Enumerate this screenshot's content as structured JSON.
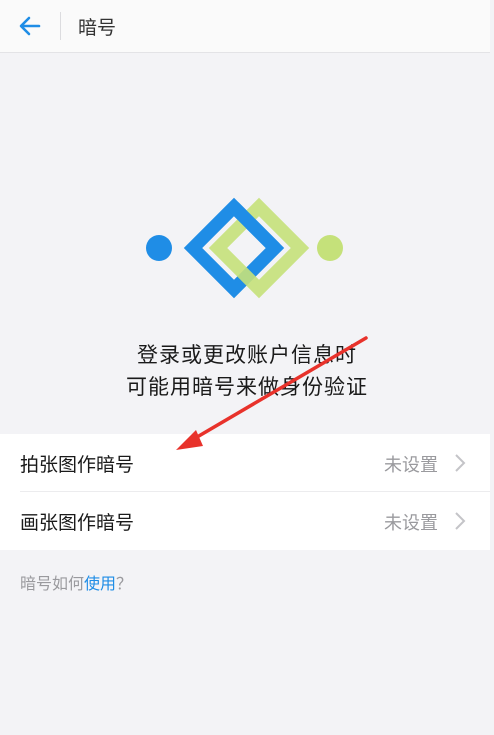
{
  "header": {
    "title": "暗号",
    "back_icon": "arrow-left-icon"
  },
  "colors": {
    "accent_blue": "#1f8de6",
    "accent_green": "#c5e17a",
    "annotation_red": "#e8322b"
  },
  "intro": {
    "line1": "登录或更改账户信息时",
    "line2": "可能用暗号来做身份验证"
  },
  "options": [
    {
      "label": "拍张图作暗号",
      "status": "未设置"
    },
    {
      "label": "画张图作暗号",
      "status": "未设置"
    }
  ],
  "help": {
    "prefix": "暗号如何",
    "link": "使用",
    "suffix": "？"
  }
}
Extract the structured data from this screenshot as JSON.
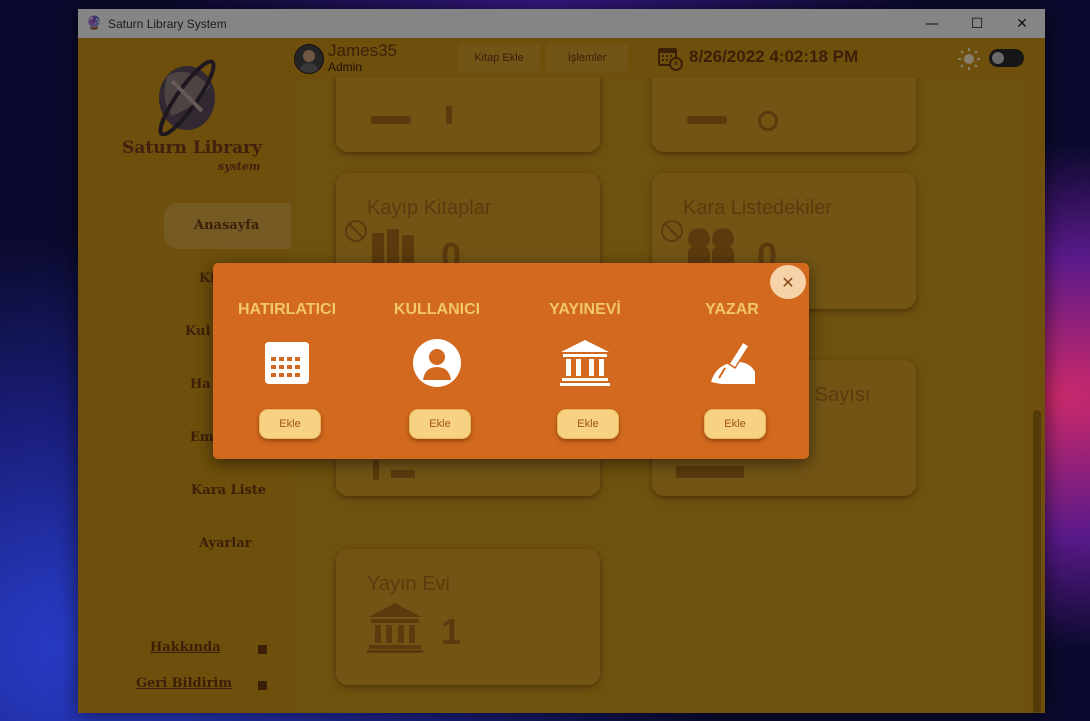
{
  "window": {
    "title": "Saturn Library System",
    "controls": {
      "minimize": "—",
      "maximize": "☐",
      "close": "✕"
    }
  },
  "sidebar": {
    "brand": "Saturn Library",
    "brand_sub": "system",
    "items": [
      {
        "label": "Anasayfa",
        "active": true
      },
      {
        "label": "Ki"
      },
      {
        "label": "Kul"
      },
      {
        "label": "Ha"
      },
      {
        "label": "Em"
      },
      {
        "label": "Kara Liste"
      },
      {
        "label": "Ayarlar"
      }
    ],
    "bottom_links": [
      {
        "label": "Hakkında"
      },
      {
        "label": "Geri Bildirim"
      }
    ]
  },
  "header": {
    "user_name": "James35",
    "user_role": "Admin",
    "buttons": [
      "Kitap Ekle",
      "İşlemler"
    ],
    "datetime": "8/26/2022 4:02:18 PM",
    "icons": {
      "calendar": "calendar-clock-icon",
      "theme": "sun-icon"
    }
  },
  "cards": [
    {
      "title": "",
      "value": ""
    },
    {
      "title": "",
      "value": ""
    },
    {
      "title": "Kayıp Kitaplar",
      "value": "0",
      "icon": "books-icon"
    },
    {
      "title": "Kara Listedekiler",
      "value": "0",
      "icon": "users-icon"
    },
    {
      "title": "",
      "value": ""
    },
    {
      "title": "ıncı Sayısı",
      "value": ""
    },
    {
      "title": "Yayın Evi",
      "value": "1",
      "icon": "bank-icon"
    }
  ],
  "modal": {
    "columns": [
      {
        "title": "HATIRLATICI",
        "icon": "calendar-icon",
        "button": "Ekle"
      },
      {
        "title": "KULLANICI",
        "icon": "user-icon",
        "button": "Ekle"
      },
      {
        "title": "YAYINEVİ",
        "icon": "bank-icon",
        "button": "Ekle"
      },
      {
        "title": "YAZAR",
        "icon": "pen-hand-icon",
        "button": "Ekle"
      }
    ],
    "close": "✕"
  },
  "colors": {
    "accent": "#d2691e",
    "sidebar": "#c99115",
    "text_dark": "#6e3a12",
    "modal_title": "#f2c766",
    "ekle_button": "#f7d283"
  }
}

※

Read through the entries and copy every line that includes "screenshot".

Enumerate this screenshot's content as structured JSON.
Extract the structured data from this screenshot as JSON.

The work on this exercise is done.